• [DIRECTIONS]
For the entries below, how many lines include the word "config"? Give the figure and nothing more.

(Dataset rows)
■ ■ ■ ■ ■

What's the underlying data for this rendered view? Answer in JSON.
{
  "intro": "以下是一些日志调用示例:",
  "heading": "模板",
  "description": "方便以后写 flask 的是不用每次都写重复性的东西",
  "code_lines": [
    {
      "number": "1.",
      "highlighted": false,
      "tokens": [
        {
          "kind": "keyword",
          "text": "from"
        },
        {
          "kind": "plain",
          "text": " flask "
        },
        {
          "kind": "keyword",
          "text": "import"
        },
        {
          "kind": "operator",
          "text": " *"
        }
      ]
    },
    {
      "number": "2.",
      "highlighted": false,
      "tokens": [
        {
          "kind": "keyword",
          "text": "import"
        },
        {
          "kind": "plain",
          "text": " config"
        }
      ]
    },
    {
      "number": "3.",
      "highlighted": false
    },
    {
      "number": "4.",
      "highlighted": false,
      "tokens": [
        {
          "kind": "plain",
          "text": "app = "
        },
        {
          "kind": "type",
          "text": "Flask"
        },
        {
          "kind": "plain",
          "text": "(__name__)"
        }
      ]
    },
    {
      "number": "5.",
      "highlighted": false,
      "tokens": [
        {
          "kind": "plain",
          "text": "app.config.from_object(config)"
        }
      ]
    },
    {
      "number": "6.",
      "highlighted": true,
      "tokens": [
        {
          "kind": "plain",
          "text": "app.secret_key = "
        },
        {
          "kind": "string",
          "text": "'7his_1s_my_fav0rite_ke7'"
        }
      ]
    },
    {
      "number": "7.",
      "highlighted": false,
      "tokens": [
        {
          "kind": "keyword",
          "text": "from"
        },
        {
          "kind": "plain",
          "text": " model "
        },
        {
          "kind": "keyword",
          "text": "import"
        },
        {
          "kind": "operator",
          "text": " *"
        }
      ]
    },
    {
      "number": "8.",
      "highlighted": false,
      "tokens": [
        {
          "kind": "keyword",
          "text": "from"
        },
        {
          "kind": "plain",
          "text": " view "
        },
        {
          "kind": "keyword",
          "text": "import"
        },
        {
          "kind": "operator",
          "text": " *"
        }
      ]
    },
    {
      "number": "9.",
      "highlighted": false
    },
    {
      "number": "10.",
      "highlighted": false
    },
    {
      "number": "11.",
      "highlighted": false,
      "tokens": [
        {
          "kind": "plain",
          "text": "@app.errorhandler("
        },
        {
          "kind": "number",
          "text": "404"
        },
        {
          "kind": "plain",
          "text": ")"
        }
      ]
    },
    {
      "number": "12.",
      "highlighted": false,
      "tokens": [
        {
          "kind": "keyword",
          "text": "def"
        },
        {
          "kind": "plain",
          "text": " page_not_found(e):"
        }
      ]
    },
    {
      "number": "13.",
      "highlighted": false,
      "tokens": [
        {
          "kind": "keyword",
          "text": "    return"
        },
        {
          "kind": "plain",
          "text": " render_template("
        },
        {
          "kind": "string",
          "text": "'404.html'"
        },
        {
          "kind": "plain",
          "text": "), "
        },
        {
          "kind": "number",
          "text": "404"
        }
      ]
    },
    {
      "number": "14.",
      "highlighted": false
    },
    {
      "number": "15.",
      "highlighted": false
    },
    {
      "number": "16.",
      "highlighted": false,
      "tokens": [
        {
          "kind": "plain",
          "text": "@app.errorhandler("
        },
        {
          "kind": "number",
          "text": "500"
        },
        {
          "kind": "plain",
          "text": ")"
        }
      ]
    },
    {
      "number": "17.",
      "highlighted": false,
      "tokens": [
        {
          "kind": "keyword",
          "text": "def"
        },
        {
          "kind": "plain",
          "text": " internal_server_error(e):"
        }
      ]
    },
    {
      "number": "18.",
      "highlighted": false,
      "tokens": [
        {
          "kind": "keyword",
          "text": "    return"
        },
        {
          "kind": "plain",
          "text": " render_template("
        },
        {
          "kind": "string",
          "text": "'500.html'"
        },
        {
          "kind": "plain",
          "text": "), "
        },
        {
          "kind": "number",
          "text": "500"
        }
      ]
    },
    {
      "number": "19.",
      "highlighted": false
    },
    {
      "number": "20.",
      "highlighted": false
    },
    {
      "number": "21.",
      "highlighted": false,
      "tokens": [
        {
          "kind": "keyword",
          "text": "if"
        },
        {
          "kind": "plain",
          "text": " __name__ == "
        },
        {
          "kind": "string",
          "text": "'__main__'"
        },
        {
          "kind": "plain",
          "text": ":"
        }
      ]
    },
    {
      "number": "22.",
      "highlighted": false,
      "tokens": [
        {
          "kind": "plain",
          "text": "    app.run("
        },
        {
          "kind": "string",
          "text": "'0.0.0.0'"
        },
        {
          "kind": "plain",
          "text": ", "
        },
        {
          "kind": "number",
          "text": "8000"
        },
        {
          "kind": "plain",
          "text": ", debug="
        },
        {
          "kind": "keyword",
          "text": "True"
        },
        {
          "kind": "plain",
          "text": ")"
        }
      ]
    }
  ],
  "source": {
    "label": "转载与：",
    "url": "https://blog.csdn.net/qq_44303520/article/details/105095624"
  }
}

■ ■ ■ ■ ■

• [THE RESULT]
2